• **TASK**:
Without the images, write out all of the following entries exactly.

-- start of ENTRIES SUPPLIED --

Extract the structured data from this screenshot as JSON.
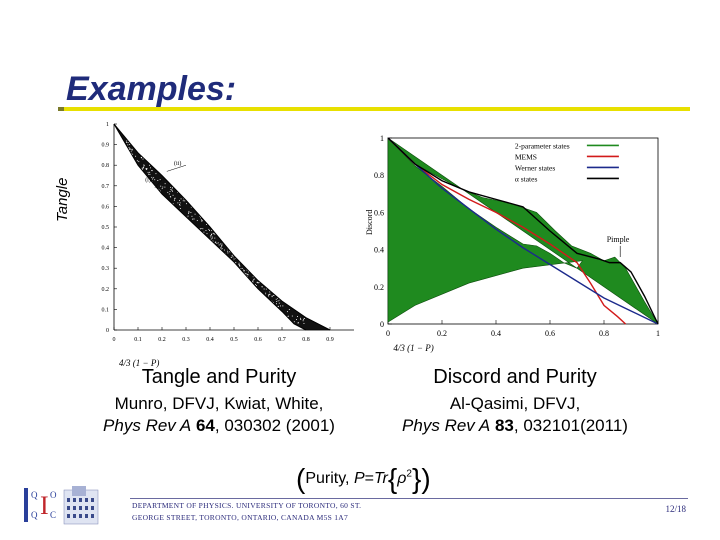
{
  "slide": {
    "title": "Examples:",
    "left_plot_ylabel": "Tangle",
    "left_caption": "Tangle and Purity",
    "left_cite_authors": "Munro, DFVJ, Kwiat, White,",
    "left_cite_journal": "Phys Rev A",
    "left_cite_volume": "64",
    "left_cite_pages": ", 030302 (2001)",
    "right_caption": "Discord and Purity",
    "right_cite_authors": "Al-Qasimi, DFVJ,",
    "right_cite_journal": "Phys Rev A",
    "right_cite_volume": "83",
    "right_cite_pages": ", 032101(2011)",
    "purity_text": "Purity,",
    "purity_formula_lhs": "P",
    "purity_formula_eq": "=",
    "purity_formula_tr": "Tr",
    "purity_formula_rho": "ρ",
    "purity_formula_exp": "2",
    "footer_line1": "DEPARTMENT OF PHYSICS. UNIVERSITY OF TORONTO, 60 ST.",
    "footer_line2": "GEORGE STREET, TORONTO, ONTARIO, CANADA M5S 1A7",
    "page_number": "12/18"
  },
  "chart_data": [
    {
      "type": "scatter",
      "title": "",
      "xlabel": "4/3 (1 − P)",
      "ylabel": "Tangle",
      "xlim": [
        0,
        1
      ],
      "ylim": [
        0,
        1
      ],
      "x_ticks": [
        "0",
        "0.1",
        "0.2",
        "0.3",
        "0.4",
        "0.5",
        "0.6",
        "0.7",
        "0.8",
        "0.9"
      ],
      "y_ticks": [
        "0",
        "0.1",
        "0.2",
        "0.3",
        "0.4",
        "0.5",
        "0.6",
        "0.7",
        "0.8",
        "0.9",
        "1"
      ],
      "annotations": [
        "(i)",
        "(ii)"
      ],
      "upper_boundary": [
        [
          0,
          1
        ],
        [
          0.05,
          0.9
        ],
        [
          0.1,
          0.8
        ],
        [
          0.2,
          0.66
        ],
        [
          0.3,
          0.55
        ],
        [
          0.4,
          0.44
        ],
        [
          0.5,
          0.33
        ],
        [
          0.6,
          0.2
        ],
        [
          0.7,
          0.09
        ],
        [
          0.75,
          0.03
        ],
        [
          0.8,
          0
        ]
      ],
      "lower_boundary": [
        [
          0,
          1
        ],
        [
          0.1,
          0.86
        ],
        [
          0.2,
          0.75
        ],
        [
          0.3,
          0.63
        ],
        [
          0.4,
          0.5
        ],
        [
          0.5,
          0.36
        ],
        [
          0.6,
          0.24
        ],
        [
          0.7,
          0.14
        ],
        [
          0.8,
          0.06
        ],
        [
          0.9,
          0
        ]
      ],
      "grid": false
    },
    {
      "type": "line",
      "title": "",
      "xlabel": "4/3 (1 − P)",
      "ylabel": "Discord",
      "xlim": [
        0,
        1
      ],
      "ylim": [
        0,
        1
      ],
      "x_ticks": [
        "0",
        "0.2",
        "0.4",
        "0.6",
        "0.8",
        "1"
      ],
      "y_ticks": [
        "0",
        "0.2",
        "0.4",
        "0.6",
        "0.8",
        "1"
      ],
      "legend_position": "top-right",
      "annotations": [
        "Pimple"
      ],
      "series": [
        {
          "name": "2-parameter states",
          "color": "#1f8a1f",
          "upper": [
            [
              0,
              1
            ],
            [
              0.1,
              0.86
            ],
            [
              0.2,
              0.78
            ],
            [
              0.28,
              0.72
            ],
            [
              0.35,
              0.68
            ],
            [
              0.45,
              0.65
            ],
            [
              0.55,
              0.6
            ],
            [
              0.62,
              0.5
            ],
            [
              0.68,
              0.42
            ],
            [
              0.75,
              0.38
            ],
            [
              0.8,
              0.34
            ],
            [
              0.84,
              0.36
            ],
            [
              0.88,
              0.3
            ],
            [
              0.95,
              0.12
            ],
            [
              1,
              0
            ]
          ],
          "lower": [
            [
              0,
              1
            ],
            [
              0.1,
              0.85
            ],
            [
              0.2,
              0.74
            ],
            [
              0.3,
              0.62
            ],
            [
              0.4,
              0.52
            ],
            [
              0.5,
              0.43
            ],
            [
              0.55,
              0.42
            ],
            [
              0.6,
              0.38
            ],
            [
              0.65,
              0.33
            ],
            [
              0.7,
              0.3
            ],
            [
              0.72,
              0.34
            ],
            [
              0.5,
              0.3
            ],
            [
              0.3,
              0.22
            ],
            [
              0.1,
              0.1
            ],
            [
              0,
              0.01
            ]
          ]
        },
        {
          "name": "MEMS",
          "color": "#d21a1a",
          "points": [
            [
              0,
              1
            ],
            [
              0.1,
              0.86
            ],
            [
              0.2,
              0.75
            ],
            [
              0.3,
              0.67
            ],
            [
              0.4,
              0.6
            ],
            [
              0.5,
              0.52
            ],
            [
              0.6,
              0.43
            ],
            [
              0.7,
              0.33
            ],
            [
              0.75,
              0.22
            ],
            [
              0.8,
              0.1
            ],
            [
              0.85,
              0.04
            ],
            [
              0.88,
              0
            ]
          ]
        },
        {
          "name": "Werner states",
          "color": "#1c2a8c",
          "points": [
            [
              0,
              1
            ],
            [
              0.1,
              0.86
            ],
            [
              0.2,
              0.73
            ],
            [
              0.3,
              0.62
            ],
            [
              0.4,
              0.51
            ],
            [
              0.5,
              0.41
            ],
            [
              0.6,
              0.32
            ],
            [
              0.7,
              0.23
            ],
            [
              0.8,
              0.14
            ],
            [
              0.9,
              0.07
            ],
            [
              1,
              0
            ]
          ]
        },
        {
          "name": "α states",
          "color": "#000000",
          "points": [
            [
              0,
              1
            ],
            [
              0.1,
              0.86
            ],
            [
              0.2,
              0.77
            ],
            [
              0.3,
              0.71
            ],
            [
              0.4,
              0.67
            ],
            [
              0.5,
              0.63
            ],
            [
              0.6,
              0.5
            ],
            [
              0.7,
              0.38
            ],
            [
              0.78,
              0.35
            ],
            [
              0.82,
              0.33
            ],
            [
              0.86,
              0.33
            ],
            [
              0.9,
              0.28
            ],
            [
              0.95,
              0.15
            ],
            [
              1,
              0
            ]
          ]
        }
      ],
      "grid": false
    }
  ]
}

-- end of ENTRIES SUPPLIED --

• **EXERCISE ANSWER**:
Extract the structured data from this screenshot as JSON.
{
  "slide": {
    "title": "Examples:",
    "left_plot_ylabel": "Tangle",
    "left_caption": "Tangle and Purity",
    "left_cite_authors": "Munro, DFVJ, Kwiat, White,",
    "left_cite_journal": "Phys Rev A",
    "left_cite_volume": "64",
    "left_cite_pages": ", 030302 (2001)",
    "right_caption": "Discord and Purity",
    "right_cite_authors": "Al-Qasimi, DFVJ,",
    "right_cite_journal": "Phys Rev A",
    "right_cite_volume": "83",
    "right_cite_pages": ", 032101(2011)",
    "purity_text": "Purity,",
    "purity_formula_lhs": "P",
    "purity_formula_eq": "=",
    "purity_formula_tr": "Tr",
    "purity_formula_rho": "ρ",
    "purity_formula_exp": "2",
    "footer_line1": "DEPARTMENT OF PHYSICS. UNIVERSITY OF TORONTO, 60 ST.",
    "footer_line2": "GEORGE STREET, TORONTO, ONTARIO, CANADA M5S 1A7",
    "page_number": "12/18"
  },
  "chart_data": [
    {
      "type": "scatter",
      "title": "",
      "xlabel": "4/3 (1 − P)",
      "ylabel": "Tangle",
      "xlim": [
        0,
        1
      ],
      "ylim": [
        0,
        1
      ],
      "x_ticks": [
        "0",
        "0.1",
        "0.2",
        "0.3",
        "0.4",
        "0.5",
        "0.6",
        "0.7",
        "0.8",
        "0.9"
      ],
      "y_ticks": [
        "0",
        "0.1",
        "0.2",
        "0.3",
        "0.4",
        "0.5",
        "0.6",
        "0.7",
        "0.8",
        "0.9",
        "1"
      ],
      "annotations": [
        "(i)",
        "(ii)"
      ],
      "upper_boundary": [
        [
          0,
          1
        ],
        [
          0.05,
          0.9
        ],
        [
          0.1,
          0.8
        ],
        [
          0.2,
          0.66
        ],
        [
          0.3,
          0.55
        ],
        [
          0.4,
          0.44
        ],
        [
          0.5,
          0.33
        ],
        [
          0.6,
          0.2
        ],
        [
          0.7,
          0.09
        ],
        [
          0.75,
          0.03
        ],
        [
          0.8,
          0
        ]
      ],
      "lower_boundary": [
        [
          0,
          1
        ],
        [
          0.1,
          0.86
        ],
        [
          0.2,
          0.75
        ],
        [
          0.3,
          0.63
        ],
        [
          0.4,
          0.5
        ],
        [
          0.5,
          0.36
        ],
        [
          0.6,
          0.24
        ],
        [
          0.7,
          0.14
        ],
        [
          0.8,
          0.06
        ],
        [
          0.9,
          0
        ]
      ],
      "grid": false
    },
    {
      "type": "line",
      "title": "",
      "xlabel": "4/3 (1 − P)",
      "ylabel": "Discord",
      "xlim": [
        0,
        1
      ],
      "ylim": [
        0,
        1
      ],
      "x_ticks": [
        "0",
        "0.2",
        "0.4",
        "0.6",
        "0.8",
        "1"
      ],
      "y_ticks": [
        "0",
        "0.2",
        "0.4",
        "0.6",
        "0.8",
        "1"
      ],
      "legend_position": "top-right",
      "annotations": [
        "Pimple"
      ],
      "series": [
        {
          "name": "2-parameter states",
          "color": "#1f8a1f",
          "upper": [
            [
              0,
              1
            ],
            [
              0.1,
              0.86
            ],
            [
              0.2,
              0.78
            ],
            [
              0.28,
              0.72
            ],
            [
              0.35,
              0.68
            ],
            [
              0.45,
              0.65
            ],
            [
              0.55,
              0.6
            ],
            [
              0.62,
              0.5
            ],
            [
              0.68,
              0.42
            ],
            [
              0.75,
              0.38
            ],
            [
              0.8,
              0.34
            ],
            [
              0.84,
              0.36
            ],
            [
              0.88,
              0.3
            ],
            [
              0.95,
              0.12
            ],
            [
              1,
              0
            ]
          ],
          "lower": [
            [
              0,
              1
            ],
            [
              0.1,
              0.85
            ],
            [
              0.2,
              0.74
            ],
            [
              0.3,
              0.62
            ],
            [
              0.4,
              0.52
            ],
            [
              0.5,
              0.43
            ],
            [
              0.55,
              0.42
            ],
            [
              0.6,
              0.38
            ],
            [
              0.65,
              0.33
            ],
            [
              0.7,
              0.3
            ],
            [
              0.72,
              0.34
            ],
            [
              0.5,
              0.3
            ],
            [
              0.3,
              0.22
            ],
            [
              0.1,
              0.1
            ],
            [
              0,
              0.01
            ]
          ]
        },
        {
          "name": "MEMS",
          "color": "#d21a1a",
          "points": [
            [
              0,
              1
            ],
            [
              0.1,
              0.86
            ],
            [
              0.2,
              0.75
            ],
            [
              0.3,
              0.67
            ],
            [
              0.4,
              0.6
            ],
            [
              0.5,
              0.52
            ],
            [
              0.6,
              0.43
            ],
            [
              0.7,
              0.33
            ],
            [
              0.75,
              0.22
            ],
            [
              0.8,
              0.1
            ],
            [
              0.85,
              0.04
            ],
            [
              0.88,
              0
            ]
          ]
        },
        {
          "name": "Werner states",
          "color": "#1c2a8c",
          "points": [
            [
              0,
              1
            ],
            [
              0.1,
              0.86
            ],
            [
              0.2,
              0.73
            ],
            [
              0.3,
              0.62
            ],
            [
              0.4,
              0.51
            ],
            [
              0.5,
              0.41
            ],
            [
              0.6,
              0.32
            ],
            [
              0.7,
              0.23
            ],
            [
              0.8,
              0.14
            ],
            [
              0.9,
              0.07
            ],
            [
              1,
              0
            ]
          ]
        },
        {
          "name": "α states",
          "color": "#000000",
          "points": [
            [
              0,
              1
            ],
            [
              0.1,
              0.86
            ],
            [
              0.2,
              0.77
            ],
            [
              0.3,
              0.71
            ],
            [
              0.4,
              0.67
            ],
            [
              0.5,
              0.63
            ],
            [
              0.6,
              0.5
            ],
            [
              0.7,
              0.38
            ],
            [
              0.78,
              0.35
            ],
            [
              0.82,
              0.33
            ],
            [
              0.86,
              0.33
            ],
            [
              0.9,
              0.28
            ],
            [
              0.95,
              0.15
            ],
            [
              1,
              0
            ]
          ]
        }
      ],
      "grid": false
    }
  ]
}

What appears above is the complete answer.